> [Chart and figure data]

• • • • •

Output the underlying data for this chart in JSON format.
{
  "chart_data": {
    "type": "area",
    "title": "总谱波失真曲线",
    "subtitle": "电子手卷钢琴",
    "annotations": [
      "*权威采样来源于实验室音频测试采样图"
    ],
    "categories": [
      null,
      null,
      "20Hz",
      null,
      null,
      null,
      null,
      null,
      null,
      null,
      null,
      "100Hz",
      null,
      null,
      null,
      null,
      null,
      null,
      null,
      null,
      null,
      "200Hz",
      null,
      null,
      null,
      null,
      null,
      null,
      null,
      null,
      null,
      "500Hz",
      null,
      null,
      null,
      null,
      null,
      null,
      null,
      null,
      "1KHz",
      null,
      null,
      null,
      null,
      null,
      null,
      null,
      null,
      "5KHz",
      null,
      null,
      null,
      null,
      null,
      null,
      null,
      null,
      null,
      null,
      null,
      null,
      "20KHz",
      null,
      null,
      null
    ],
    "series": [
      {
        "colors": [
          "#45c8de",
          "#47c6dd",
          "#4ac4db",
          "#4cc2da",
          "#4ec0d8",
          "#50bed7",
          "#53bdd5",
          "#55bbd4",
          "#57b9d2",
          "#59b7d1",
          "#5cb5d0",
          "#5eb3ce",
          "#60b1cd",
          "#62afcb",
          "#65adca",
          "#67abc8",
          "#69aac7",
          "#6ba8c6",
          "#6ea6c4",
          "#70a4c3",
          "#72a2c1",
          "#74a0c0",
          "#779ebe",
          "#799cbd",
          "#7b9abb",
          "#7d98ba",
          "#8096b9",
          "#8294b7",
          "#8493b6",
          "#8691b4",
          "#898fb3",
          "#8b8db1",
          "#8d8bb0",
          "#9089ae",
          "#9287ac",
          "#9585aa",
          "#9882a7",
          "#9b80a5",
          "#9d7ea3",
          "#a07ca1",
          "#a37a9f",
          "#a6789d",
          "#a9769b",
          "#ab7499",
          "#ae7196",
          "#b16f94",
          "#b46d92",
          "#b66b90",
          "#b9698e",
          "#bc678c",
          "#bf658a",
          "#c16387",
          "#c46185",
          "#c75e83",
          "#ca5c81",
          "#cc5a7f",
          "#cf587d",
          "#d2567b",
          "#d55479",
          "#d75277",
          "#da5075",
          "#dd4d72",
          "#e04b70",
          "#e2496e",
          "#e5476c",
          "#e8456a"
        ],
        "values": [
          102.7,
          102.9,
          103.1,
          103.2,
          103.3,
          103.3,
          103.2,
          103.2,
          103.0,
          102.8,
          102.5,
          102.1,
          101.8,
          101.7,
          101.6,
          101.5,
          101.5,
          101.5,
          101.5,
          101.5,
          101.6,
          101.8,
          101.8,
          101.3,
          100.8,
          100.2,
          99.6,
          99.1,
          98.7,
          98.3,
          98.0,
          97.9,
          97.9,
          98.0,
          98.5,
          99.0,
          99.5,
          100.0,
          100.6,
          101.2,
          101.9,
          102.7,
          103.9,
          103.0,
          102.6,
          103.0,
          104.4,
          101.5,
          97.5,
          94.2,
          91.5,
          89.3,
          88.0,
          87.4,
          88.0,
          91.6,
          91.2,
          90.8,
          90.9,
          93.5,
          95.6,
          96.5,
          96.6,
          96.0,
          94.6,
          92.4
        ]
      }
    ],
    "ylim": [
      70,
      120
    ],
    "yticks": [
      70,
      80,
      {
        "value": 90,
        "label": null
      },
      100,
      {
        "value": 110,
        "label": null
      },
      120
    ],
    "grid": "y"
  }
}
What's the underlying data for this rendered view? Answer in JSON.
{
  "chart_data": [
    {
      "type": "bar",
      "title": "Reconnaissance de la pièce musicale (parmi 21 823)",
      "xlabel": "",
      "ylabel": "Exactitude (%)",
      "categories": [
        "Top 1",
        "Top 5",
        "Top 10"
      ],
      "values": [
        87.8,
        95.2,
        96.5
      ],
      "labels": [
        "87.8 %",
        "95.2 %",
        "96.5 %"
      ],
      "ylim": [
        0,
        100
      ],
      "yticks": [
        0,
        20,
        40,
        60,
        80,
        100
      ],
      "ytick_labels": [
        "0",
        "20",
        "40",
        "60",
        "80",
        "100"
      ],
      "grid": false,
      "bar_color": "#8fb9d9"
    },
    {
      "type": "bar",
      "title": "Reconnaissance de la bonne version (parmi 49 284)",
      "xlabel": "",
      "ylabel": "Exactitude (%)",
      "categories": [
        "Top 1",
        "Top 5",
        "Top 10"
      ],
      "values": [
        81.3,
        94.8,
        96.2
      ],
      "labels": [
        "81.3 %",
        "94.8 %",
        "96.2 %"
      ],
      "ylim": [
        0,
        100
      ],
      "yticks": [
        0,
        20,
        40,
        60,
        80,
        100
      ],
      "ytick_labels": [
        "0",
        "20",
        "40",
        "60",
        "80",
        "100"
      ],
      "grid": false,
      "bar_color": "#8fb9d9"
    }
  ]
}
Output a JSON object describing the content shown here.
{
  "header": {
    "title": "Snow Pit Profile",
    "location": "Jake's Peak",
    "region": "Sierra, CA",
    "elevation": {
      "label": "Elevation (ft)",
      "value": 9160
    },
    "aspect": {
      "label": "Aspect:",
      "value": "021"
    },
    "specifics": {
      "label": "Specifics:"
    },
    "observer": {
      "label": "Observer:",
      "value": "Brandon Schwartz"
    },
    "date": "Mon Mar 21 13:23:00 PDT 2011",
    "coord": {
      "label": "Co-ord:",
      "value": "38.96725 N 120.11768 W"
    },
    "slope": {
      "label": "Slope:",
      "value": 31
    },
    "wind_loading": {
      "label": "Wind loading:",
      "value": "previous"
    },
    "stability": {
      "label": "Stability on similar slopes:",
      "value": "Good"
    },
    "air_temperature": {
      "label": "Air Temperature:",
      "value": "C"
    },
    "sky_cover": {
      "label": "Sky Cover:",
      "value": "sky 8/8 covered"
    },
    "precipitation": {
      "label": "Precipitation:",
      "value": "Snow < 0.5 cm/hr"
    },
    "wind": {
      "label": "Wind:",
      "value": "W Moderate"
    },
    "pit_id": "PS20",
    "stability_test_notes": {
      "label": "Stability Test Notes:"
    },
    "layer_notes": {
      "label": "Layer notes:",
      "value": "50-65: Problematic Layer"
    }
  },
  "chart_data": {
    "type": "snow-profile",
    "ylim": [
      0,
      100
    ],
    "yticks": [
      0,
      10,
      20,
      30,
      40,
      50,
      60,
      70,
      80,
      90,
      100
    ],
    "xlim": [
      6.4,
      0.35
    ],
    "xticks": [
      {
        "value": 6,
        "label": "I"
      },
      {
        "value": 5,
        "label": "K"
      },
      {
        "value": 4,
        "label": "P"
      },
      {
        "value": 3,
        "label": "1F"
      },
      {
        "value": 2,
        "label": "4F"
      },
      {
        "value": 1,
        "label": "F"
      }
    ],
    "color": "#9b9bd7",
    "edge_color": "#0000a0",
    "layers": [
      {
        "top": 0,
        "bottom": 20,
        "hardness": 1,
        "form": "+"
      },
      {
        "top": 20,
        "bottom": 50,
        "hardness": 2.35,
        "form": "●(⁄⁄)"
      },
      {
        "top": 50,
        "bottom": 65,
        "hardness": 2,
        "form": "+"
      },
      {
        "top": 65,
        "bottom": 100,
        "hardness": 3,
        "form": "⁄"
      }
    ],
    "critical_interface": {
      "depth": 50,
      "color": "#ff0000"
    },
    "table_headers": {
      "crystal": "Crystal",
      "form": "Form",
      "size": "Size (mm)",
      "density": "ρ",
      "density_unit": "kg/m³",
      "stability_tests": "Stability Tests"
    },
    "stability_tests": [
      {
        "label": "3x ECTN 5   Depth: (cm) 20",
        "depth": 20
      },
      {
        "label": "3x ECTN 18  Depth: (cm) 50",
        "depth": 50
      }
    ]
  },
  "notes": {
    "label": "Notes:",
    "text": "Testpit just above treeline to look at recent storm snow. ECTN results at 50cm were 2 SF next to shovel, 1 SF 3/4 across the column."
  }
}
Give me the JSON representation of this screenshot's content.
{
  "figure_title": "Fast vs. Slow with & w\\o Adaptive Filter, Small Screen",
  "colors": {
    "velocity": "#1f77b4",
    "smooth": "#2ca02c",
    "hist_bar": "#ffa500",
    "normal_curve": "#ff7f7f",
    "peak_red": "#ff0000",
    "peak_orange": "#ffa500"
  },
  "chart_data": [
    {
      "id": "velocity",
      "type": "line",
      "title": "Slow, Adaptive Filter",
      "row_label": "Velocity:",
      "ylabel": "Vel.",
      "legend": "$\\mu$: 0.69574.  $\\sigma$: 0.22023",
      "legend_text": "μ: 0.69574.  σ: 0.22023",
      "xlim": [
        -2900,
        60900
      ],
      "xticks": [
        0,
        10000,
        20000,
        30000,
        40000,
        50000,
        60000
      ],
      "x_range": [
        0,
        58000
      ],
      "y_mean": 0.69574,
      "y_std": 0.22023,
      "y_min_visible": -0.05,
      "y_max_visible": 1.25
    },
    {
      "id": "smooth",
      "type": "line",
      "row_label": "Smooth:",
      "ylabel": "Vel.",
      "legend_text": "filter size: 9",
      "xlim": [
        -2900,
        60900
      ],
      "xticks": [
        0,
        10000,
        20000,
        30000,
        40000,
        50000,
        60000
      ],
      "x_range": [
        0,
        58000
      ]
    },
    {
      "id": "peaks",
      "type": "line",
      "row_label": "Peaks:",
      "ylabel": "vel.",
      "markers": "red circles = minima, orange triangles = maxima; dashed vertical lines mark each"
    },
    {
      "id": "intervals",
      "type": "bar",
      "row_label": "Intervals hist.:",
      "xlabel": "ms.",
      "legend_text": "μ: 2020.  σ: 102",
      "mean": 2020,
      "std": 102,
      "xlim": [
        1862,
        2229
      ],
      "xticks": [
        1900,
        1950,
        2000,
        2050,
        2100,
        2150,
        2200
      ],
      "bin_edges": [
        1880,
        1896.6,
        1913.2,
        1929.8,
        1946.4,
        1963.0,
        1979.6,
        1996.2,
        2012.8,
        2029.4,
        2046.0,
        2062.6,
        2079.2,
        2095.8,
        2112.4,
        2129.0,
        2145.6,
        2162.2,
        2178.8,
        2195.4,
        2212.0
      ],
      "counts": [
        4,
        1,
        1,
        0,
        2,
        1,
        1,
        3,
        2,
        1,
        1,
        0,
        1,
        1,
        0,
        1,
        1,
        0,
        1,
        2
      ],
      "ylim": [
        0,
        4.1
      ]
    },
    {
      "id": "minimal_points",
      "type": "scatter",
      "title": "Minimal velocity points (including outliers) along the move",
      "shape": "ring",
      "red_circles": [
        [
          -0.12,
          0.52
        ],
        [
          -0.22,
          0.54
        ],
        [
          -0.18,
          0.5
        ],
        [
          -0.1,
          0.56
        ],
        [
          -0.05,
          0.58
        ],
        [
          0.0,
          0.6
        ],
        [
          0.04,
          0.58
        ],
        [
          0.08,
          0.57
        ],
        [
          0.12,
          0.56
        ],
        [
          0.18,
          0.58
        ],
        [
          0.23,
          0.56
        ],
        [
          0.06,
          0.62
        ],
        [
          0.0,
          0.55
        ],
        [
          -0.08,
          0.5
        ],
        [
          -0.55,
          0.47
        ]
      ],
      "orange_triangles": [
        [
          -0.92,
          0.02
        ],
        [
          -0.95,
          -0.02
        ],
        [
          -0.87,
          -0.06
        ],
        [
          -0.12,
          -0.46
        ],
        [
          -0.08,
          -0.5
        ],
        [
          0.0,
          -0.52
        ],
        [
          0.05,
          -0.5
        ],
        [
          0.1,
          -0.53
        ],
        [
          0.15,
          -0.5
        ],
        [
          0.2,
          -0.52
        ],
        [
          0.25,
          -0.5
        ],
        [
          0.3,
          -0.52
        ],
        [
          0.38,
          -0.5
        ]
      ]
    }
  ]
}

• • • • •

Go through the material above and copy each line that has the word "Output".

> [CORRECT RESPONSE]
Output the underlying data for this chart in JSON format.
Output a JSON object describing the content shown here.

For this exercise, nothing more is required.